Tasks to carry out =>
• a. Answer these questions using the forex commentary:
(i) What holidays were the Japanese away for this week?
(ii) Which US reading was the USD/JPY pair pushed higher ahead of?
(iii) Which country's GDP fell short of expectation?
• b. Rewrite the stretch of the forex commentary from "While the Japanese" through "It’s a paradox!", putting "summer" in place of "Obon".
• c. Resume the forex commentary after its last sentence and carry it forward.

— START Passage —

Japan on Holiday, Europe on Meltdown

Japan on Holiday, Europe on Meltdown

While the Japanese were away this week for Obon holidays, Ms. USA took the lead on the USD/JPY pair and pushed the pair higher on the forex dance floor ahead of US consumer sentiment reading, after anticipation of a potential meltdown in the European markets.

Why would a potential meltdown anticipation be good for USD? It’s a paradox!

Eurozone markets both currency and stocks acted in a typically contrarian fashion yesterday. It seems as the old saying goes,  bad news on Main Street means good news on Wall Street. Here are the list of bad news out of Europe:

1- German GDP falling short of expectation.

The powerhouse of Europe seems to be in contraction and is now joining the likes of Italy, France will almost certainly join them soon.

— END Passage —
— START Material shown —

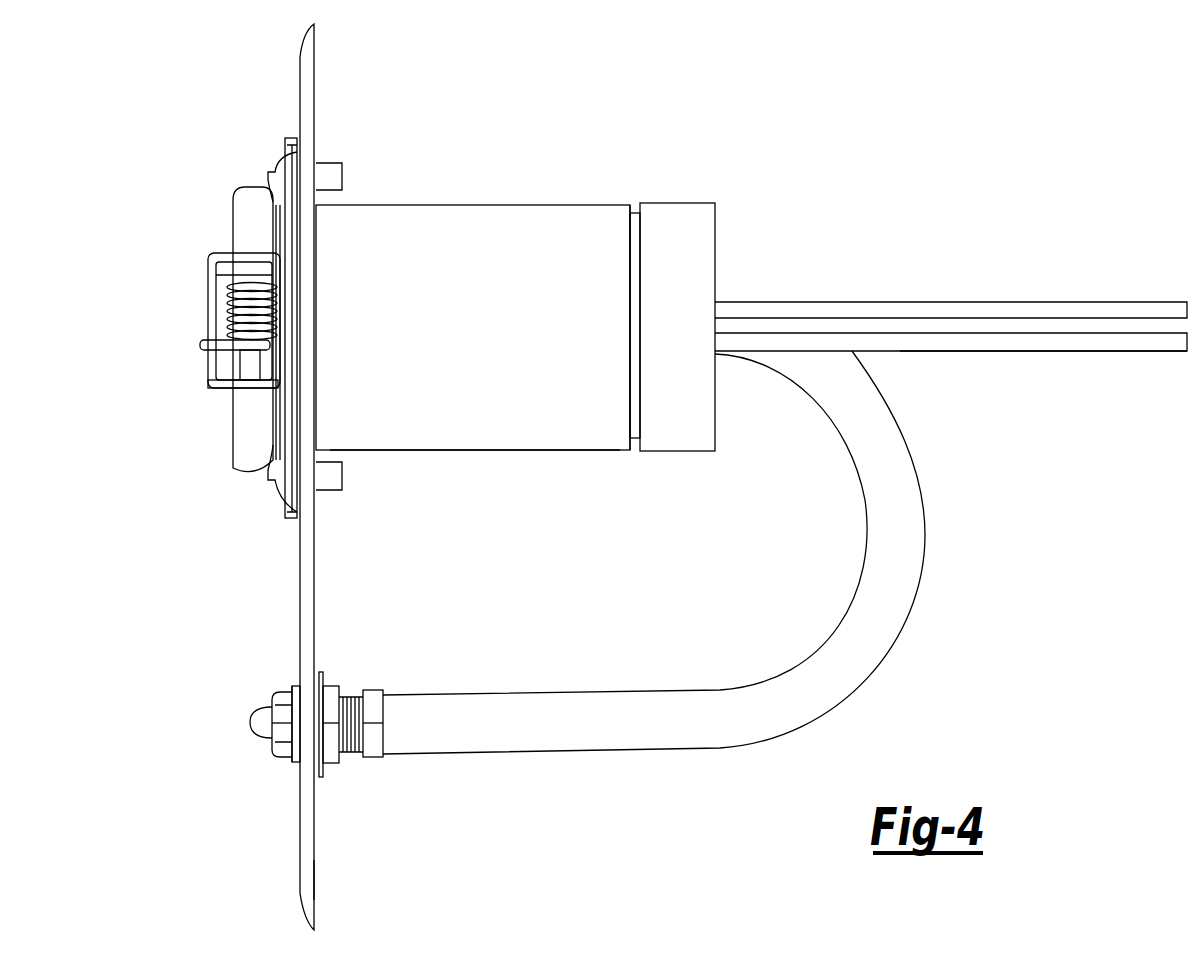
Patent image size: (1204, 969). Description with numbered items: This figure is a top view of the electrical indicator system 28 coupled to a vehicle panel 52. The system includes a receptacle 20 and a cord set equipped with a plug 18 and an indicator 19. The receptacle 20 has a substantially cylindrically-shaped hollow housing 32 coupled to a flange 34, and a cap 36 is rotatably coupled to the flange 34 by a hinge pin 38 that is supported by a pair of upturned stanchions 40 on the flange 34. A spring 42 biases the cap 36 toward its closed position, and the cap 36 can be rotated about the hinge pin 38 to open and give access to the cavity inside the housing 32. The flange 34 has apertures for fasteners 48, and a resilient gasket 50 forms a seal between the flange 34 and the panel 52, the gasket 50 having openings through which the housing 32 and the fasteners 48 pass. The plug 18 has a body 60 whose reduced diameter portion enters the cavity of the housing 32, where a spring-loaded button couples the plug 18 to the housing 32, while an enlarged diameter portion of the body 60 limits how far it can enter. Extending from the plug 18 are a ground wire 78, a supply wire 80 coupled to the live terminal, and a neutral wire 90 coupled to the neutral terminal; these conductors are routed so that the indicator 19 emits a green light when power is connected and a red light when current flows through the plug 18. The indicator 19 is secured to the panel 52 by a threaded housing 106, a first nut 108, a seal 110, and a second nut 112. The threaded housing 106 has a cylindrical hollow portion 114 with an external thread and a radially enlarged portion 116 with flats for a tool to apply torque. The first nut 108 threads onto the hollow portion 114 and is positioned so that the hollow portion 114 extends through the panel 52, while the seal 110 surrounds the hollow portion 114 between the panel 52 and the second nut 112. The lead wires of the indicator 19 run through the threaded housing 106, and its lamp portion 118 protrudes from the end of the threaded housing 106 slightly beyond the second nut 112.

The plug 18 is at (654, 484).
The indicator 19 is at (281, 670).
The receptacle 20 is at (419, 196).
The electrical indicator system 28 is at (609, 113).
The housing 32 is at (483, 451).
The flange 34 is at (289, 138).
The cap 36 is at (233, 200).
The hinge pin 38 is at (250, 363).
The upturned stanchions 40 is at (233, 386).
The spring 42 is at (228, 298).
The fasteners 48 is at (272, 490).
The gasket 50 is at (297, 136).
The panel 52 is at (310, 863).
The body 60 is at (672, 202).
The ground wire 78 is at (1040, 330).
The supply wire 80 is at (1087, 358).
The neutral wire 90 is at (1003, 310).
The threaded housing 106 is at (297, 726).
The first nut 108 is at (330, 690).
The seal 110 is at (296, 763).
The second nut 112 is at (275, 693).
The hollow portion 114 is at (355, 752).
The radially enlarged portion 116 is at (378, 690).
The lamp portion 118 is at (252, 722).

— END Material shown —

Outputs by task =>
• a.
(i) Obon holidays
(ii) The US consumer sentiment reading
(iii) Germany's

• b.
While the Japanese were away this week for summer holidays, Ms. USA took the lead on the USD/JPY pair and pushed the pair higher on the forex dance floor ahead of US consumer sentiment reading, after anticipation of a potential meltdown in the European markets.

Why would a potential meltdown anticipation be good for USD? It’s a paradox!

• c.
2- No growth in EU

Eurozone failed to grow at all last quarter posting a figure of 0%, failing to reach both official and market consensus. The annual growth rate of the Eurozone is now running at one-third that of America and one quarter that of the UK.

Many are scratching their heads wondering why bad economic data is being treated as good news by the market. Equity and currency markets initially acted favorably to this news, with bond prices following suit. In fact German government 10 year bond yields fell below the psychologically notable 1% level. This is seemingly the ultimate paradox however there is some type of method and logic to what seems like madness.

The firm expectation that given this terrible news the ECB will be forced into taking additional measures and will have to increase monetary stimulus, through a combination of quantitative easing, further rate cuts and any other tools it has at its disposal. This certainly does seem like a logical conclusion and the pressure is mounting in Mr Draghi to put his wizards hat on and wave his magic wand.

The ultimate question is will this bet pay off. The deciding factor in this questions is whether one believes that the ECB has sufficient clout and indeed the wherewithal to be able to guide the Eurozone out of this extremely sticky situation. A situation that is getting worse and worse by the day and significantly worse every time a major piece of data is released.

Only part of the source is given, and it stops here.